Records for the exercise

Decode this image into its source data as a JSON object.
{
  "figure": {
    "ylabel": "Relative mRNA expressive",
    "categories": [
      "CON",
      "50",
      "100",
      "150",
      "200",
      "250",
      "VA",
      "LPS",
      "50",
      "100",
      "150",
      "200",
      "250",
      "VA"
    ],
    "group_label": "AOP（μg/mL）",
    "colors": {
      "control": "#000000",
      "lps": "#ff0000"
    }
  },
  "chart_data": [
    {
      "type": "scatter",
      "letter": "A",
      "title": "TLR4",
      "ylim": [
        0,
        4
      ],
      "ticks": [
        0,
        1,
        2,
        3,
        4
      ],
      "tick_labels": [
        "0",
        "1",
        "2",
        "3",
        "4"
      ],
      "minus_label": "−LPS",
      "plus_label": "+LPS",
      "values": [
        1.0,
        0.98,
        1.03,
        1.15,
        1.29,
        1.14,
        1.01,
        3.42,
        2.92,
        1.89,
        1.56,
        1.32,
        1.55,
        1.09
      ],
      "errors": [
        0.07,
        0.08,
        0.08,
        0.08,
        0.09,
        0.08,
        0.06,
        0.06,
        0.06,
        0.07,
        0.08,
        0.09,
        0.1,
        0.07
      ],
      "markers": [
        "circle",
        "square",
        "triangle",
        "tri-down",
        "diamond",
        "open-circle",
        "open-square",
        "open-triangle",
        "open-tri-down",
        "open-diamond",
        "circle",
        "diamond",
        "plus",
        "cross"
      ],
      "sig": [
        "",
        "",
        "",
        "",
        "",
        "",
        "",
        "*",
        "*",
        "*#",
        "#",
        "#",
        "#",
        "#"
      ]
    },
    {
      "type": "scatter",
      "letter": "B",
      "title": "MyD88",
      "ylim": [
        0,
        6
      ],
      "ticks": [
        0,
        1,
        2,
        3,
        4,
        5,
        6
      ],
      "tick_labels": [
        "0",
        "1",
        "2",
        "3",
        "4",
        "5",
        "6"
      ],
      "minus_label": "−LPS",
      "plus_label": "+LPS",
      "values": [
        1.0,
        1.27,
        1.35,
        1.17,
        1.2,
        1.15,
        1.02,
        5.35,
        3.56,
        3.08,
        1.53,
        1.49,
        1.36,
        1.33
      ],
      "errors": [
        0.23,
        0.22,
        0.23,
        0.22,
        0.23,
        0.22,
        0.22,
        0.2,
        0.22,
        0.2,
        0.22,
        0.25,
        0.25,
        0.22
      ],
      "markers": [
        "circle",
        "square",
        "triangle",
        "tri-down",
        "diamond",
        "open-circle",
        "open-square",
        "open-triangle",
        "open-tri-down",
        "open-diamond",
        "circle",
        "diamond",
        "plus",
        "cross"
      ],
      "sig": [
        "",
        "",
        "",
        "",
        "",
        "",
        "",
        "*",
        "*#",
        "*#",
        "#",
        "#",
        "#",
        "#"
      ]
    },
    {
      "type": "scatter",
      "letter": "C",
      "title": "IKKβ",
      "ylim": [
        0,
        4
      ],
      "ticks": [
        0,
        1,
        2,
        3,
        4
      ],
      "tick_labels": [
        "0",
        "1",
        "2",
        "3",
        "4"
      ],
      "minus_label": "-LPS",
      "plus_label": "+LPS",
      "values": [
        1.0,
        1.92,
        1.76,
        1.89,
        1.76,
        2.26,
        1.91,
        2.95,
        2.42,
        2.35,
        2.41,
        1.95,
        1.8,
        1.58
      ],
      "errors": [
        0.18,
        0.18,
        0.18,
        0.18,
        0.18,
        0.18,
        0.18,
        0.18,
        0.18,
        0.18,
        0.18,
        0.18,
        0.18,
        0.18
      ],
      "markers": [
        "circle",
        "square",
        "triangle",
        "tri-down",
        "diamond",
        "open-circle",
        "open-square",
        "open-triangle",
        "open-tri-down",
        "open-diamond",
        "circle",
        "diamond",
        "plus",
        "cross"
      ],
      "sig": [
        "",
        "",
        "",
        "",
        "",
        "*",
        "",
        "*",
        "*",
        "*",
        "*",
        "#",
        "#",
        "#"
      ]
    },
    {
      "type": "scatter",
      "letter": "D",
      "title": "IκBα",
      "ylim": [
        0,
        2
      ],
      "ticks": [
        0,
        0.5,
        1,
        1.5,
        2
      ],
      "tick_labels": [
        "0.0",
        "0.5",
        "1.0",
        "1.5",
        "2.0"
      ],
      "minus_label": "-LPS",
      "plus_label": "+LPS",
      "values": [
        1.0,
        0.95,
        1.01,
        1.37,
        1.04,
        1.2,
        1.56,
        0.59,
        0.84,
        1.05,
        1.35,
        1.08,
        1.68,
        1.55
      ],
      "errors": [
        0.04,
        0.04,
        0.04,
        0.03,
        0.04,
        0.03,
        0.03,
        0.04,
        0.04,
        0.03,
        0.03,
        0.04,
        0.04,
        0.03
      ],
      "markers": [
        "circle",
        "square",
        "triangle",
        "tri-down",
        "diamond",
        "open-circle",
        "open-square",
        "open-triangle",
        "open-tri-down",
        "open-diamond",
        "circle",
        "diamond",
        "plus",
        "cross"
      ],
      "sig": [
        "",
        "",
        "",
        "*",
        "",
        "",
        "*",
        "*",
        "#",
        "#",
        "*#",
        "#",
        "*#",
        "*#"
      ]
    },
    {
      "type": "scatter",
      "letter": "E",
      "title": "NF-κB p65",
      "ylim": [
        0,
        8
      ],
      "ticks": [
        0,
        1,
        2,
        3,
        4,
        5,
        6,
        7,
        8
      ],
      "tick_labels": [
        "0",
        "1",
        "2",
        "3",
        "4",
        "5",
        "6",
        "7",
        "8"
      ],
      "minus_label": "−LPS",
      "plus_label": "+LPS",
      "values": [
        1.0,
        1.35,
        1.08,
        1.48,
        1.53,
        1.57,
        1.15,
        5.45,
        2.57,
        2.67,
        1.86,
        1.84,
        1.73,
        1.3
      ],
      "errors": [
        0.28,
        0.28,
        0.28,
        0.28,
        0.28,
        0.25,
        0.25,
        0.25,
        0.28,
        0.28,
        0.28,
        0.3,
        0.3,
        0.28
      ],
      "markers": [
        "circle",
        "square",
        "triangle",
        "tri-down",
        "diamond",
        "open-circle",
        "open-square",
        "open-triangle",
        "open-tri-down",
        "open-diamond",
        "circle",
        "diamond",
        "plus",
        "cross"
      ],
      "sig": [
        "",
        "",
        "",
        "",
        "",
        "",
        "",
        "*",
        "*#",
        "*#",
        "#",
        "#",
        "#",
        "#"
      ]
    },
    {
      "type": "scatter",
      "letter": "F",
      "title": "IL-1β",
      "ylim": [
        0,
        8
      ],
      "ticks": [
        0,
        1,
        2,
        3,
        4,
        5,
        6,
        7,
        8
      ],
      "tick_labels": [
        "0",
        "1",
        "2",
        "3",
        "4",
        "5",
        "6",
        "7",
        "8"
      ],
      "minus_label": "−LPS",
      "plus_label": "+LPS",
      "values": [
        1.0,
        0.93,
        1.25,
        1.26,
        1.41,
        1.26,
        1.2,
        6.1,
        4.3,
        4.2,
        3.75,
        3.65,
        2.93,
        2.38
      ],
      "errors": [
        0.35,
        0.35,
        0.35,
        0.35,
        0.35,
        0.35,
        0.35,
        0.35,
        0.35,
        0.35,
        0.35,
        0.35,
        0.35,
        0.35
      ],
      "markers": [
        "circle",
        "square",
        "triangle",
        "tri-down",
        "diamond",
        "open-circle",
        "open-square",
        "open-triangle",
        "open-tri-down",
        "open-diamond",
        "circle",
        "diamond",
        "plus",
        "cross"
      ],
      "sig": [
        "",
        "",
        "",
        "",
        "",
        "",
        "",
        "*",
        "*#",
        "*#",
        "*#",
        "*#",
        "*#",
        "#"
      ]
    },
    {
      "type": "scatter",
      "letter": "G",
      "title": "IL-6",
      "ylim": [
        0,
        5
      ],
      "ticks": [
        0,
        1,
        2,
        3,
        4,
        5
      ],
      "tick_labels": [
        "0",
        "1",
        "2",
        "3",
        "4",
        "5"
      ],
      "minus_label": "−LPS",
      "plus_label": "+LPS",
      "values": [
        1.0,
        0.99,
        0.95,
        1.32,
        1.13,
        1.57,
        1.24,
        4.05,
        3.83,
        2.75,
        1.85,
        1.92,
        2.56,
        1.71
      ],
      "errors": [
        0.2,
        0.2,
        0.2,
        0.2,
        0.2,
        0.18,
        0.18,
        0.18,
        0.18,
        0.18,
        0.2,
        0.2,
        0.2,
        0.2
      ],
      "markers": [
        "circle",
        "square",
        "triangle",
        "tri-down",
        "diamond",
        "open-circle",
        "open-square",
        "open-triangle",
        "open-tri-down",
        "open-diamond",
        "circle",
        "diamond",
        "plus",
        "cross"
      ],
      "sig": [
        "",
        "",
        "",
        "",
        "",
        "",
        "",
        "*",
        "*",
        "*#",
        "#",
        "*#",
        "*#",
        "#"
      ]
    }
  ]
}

What to work on
Return every line holding the word "letter" from the records.

Solution to this exercise
      "letter": "A",
      "letter": "B",
      "letter": "C",
      "letter": "D",
      "letter": "E",
      "letter": "F",
      "letter": "G",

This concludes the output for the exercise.